*** DATA ENTRIES

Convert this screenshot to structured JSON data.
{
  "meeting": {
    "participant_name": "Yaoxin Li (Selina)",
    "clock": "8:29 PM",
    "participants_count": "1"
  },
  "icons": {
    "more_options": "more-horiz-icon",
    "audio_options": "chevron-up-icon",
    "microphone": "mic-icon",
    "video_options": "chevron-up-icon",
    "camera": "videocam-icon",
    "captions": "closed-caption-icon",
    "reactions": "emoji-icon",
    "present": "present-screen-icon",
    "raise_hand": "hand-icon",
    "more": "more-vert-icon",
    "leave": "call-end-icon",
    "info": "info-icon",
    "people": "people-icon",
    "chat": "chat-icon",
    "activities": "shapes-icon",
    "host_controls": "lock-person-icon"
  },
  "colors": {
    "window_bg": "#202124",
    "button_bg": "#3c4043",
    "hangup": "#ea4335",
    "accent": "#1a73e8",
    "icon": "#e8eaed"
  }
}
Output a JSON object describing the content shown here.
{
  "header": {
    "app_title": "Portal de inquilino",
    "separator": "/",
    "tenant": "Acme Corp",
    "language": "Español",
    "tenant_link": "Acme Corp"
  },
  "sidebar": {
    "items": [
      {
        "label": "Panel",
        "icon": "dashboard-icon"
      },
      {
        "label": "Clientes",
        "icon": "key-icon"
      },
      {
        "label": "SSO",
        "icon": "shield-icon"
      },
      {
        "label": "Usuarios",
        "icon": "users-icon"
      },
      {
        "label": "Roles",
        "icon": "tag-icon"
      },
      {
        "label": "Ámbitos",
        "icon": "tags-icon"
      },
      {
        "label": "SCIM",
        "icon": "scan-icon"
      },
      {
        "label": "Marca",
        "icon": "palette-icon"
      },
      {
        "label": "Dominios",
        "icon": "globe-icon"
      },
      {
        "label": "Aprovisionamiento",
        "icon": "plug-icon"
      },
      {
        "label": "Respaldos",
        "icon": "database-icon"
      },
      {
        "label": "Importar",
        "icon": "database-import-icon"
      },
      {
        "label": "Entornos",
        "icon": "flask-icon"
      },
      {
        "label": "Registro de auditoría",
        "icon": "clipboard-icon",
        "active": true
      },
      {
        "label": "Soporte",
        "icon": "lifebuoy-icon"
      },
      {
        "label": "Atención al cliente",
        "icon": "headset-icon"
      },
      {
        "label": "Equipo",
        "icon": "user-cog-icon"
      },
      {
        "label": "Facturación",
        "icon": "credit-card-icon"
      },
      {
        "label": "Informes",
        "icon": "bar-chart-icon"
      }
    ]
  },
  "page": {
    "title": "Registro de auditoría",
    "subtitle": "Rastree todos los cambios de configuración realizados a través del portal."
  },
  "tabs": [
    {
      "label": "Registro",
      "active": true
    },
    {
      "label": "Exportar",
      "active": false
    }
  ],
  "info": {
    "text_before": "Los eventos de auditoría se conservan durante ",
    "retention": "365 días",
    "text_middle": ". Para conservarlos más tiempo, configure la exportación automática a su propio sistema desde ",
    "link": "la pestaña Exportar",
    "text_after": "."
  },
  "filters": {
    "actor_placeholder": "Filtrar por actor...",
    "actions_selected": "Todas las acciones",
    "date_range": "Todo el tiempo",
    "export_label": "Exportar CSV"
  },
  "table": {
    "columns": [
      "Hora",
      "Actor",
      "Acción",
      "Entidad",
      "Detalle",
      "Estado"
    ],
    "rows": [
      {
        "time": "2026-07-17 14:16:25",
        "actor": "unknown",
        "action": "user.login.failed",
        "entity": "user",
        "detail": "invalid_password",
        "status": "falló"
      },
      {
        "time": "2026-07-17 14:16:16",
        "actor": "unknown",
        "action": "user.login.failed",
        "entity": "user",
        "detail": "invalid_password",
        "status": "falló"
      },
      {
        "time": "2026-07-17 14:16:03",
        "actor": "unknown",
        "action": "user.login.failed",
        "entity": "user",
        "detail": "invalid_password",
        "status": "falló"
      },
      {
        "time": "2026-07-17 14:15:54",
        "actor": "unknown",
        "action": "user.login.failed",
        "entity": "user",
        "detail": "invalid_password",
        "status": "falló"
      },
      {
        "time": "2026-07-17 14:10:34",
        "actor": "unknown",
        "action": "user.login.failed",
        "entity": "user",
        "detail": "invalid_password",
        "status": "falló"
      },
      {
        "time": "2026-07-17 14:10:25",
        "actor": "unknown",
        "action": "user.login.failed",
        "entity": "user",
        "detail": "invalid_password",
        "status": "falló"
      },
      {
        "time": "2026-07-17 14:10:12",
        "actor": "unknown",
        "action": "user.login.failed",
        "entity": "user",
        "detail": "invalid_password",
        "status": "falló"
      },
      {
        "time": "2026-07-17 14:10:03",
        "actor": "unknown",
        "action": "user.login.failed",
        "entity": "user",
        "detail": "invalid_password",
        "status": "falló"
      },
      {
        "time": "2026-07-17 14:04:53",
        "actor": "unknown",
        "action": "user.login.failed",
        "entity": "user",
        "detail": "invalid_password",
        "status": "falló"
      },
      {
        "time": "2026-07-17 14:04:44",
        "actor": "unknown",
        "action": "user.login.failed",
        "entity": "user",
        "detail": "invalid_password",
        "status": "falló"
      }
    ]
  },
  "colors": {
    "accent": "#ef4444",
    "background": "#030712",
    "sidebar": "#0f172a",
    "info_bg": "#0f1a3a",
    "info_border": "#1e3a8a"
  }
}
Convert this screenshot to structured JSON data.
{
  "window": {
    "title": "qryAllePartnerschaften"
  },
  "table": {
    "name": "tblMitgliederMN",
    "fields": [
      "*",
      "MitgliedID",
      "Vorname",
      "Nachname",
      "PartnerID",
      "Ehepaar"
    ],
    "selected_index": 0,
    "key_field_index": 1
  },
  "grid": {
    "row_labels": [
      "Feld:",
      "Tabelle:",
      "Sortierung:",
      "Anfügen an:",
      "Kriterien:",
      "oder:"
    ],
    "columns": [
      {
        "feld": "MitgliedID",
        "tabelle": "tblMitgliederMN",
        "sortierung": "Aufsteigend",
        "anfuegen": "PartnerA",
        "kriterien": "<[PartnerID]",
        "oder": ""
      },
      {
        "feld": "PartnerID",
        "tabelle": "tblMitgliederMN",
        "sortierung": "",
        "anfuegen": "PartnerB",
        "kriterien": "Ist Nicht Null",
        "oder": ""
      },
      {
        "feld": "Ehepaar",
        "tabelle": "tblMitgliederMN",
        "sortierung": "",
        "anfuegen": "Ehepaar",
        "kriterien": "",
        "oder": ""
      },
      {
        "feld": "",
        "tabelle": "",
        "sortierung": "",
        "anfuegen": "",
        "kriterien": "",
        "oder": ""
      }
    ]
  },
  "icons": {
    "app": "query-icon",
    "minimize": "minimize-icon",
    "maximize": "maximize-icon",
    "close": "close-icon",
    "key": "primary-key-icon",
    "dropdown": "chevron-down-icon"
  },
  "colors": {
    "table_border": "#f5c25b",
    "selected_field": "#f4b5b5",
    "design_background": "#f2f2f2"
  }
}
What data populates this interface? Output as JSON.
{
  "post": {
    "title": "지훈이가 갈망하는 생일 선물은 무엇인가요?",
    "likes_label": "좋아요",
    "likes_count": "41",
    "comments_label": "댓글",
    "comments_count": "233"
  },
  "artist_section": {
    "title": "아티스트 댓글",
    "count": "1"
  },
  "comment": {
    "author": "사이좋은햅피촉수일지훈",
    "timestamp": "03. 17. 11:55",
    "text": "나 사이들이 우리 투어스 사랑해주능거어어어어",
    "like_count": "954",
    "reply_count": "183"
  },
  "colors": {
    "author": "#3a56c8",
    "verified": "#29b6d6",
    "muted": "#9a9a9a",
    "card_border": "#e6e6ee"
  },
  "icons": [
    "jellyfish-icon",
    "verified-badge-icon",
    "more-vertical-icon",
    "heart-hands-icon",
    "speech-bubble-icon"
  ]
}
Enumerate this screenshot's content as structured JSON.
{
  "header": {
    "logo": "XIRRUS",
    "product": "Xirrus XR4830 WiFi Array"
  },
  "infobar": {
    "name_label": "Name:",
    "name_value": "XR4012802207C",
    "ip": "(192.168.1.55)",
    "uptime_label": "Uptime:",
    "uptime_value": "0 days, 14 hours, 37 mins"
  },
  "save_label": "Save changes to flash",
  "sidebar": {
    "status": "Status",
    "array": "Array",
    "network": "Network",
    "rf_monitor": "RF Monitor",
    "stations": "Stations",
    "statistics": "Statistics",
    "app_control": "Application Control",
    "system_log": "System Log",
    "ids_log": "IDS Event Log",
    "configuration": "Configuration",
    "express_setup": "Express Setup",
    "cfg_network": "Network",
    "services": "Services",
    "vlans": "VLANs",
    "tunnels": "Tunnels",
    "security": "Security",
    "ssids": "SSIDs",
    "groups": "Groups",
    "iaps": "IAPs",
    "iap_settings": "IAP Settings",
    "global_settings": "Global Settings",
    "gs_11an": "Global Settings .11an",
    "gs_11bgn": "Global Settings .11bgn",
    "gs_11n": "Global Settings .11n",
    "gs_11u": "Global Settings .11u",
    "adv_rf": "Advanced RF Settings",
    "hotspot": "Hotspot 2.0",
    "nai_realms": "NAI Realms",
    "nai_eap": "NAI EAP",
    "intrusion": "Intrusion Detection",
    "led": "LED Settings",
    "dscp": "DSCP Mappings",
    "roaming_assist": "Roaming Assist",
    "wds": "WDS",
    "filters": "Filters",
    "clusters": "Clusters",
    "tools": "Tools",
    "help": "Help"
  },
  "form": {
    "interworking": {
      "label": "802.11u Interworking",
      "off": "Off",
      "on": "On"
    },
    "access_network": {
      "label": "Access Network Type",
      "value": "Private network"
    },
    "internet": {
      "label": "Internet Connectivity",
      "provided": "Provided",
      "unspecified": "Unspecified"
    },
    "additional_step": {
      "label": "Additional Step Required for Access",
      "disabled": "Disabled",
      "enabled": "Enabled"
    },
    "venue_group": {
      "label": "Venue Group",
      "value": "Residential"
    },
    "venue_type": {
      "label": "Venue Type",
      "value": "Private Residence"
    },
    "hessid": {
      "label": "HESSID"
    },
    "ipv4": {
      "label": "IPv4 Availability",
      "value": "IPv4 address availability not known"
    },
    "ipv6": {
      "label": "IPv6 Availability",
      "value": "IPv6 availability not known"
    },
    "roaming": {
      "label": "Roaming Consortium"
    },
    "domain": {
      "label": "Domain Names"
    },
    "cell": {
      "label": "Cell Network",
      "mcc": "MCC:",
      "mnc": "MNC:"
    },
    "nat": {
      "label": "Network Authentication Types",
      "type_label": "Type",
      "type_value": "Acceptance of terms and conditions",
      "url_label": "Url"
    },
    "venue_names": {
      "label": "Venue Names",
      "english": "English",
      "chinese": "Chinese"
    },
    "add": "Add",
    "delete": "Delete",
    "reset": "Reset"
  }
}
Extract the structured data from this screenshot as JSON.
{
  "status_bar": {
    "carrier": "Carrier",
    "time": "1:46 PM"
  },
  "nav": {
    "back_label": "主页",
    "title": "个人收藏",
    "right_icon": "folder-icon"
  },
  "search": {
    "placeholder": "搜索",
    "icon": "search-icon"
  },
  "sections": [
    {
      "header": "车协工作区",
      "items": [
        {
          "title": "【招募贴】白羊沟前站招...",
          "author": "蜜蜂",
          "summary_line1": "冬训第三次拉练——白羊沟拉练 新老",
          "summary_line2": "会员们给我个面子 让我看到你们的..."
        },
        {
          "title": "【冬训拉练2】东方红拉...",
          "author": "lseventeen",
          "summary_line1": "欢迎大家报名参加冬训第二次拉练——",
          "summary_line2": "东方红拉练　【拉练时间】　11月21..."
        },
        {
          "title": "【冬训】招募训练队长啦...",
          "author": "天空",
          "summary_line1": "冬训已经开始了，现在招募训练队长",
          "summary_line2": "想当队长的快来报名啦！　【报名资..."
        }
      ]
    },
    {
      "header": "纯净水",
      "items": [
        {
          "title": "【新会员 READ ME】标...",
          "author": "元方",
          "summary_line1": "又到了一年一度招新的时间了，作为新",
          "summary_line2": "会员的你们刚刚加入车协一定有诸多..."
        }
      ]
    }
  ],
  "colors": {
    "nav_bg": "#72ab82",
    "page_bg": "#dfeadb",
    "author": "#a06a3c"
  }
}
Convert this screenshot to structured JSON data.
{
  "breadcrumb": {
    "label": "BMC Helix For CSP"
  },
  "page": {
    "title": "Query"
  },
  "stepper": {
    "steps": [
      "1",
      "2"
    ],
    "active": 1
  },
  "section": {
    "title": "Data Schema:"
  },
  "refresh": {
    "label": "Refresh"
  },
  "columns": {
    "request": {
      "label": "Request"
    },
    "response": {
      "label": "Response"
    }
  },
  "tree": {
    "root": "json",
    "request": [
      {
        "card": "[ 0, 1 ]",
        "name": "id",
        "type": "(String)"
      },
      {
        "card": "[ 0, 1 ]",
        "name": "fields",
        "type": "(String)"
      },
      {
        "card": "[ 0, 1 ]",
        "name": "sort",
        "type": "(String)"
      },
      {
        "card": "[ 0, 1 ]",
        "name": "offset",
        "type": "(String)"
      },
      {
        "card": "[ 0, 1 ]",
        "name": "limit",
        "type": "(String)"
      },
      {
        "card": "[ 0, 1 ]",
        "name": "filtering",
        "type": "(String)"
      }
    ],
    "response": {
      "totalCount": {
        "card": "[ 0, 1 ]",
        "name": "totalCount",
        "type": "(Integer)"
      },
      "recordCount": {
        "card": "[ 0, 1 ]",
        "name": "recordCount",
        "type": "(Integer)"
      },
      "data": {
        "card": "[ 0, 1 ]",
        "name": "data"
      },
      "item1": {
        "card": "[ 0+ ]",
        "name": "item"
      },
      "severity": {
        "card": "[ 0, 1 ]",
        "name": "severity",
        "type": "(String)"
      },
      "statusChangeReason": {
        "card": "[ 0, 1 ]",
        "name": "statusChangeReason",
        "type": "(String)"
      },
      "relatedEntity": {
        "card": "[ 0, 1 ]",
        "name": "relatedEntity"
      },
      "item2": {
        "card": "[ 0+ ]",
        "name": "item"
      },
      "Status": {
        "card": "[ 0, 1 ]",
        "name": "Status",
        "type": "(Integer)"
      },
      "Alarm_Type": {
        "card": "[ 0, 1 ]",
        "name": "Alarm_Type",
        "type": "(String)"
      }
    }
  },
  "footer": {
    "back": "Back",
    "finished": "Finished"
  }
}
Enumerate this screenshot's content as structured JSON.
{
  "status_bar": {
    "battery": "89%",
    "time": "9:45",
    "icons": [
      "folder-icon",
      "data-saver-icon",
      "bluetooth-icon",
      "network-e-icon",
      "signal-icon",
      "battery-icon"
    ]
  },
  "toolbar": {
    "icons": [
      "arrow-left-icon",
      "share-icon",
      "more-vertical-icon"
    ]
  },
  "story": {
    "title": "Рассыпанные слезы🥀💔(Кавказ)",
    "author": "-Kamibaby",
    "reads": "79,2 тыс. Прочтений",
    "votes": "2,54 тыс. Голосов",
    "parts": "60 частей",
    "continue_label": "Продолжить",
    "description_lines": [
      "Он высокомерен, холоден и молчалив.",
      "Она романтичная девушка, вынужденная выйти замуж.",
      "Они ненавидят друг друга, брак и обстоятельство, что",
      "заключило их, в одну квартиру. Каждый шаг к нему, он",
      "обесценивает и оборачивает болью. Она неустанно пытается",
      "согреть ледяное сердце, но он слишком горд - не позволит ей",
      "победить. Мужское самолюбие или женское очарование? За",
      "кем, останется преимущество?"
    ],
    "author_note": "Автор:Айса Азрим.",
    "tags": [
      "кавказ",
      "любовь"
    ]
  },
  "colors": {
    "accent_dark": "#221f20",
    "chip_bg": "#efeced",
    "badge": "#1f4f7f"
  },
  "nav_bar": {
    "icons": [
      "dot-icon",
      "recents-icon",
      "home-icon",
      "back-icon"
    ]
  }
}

******

◆ DO THIS ◆
Show the lines that mention the word "database".

◆ THE RESPONSE ◆
        "icon": "database-icon"
        "icon": "database-import-icon"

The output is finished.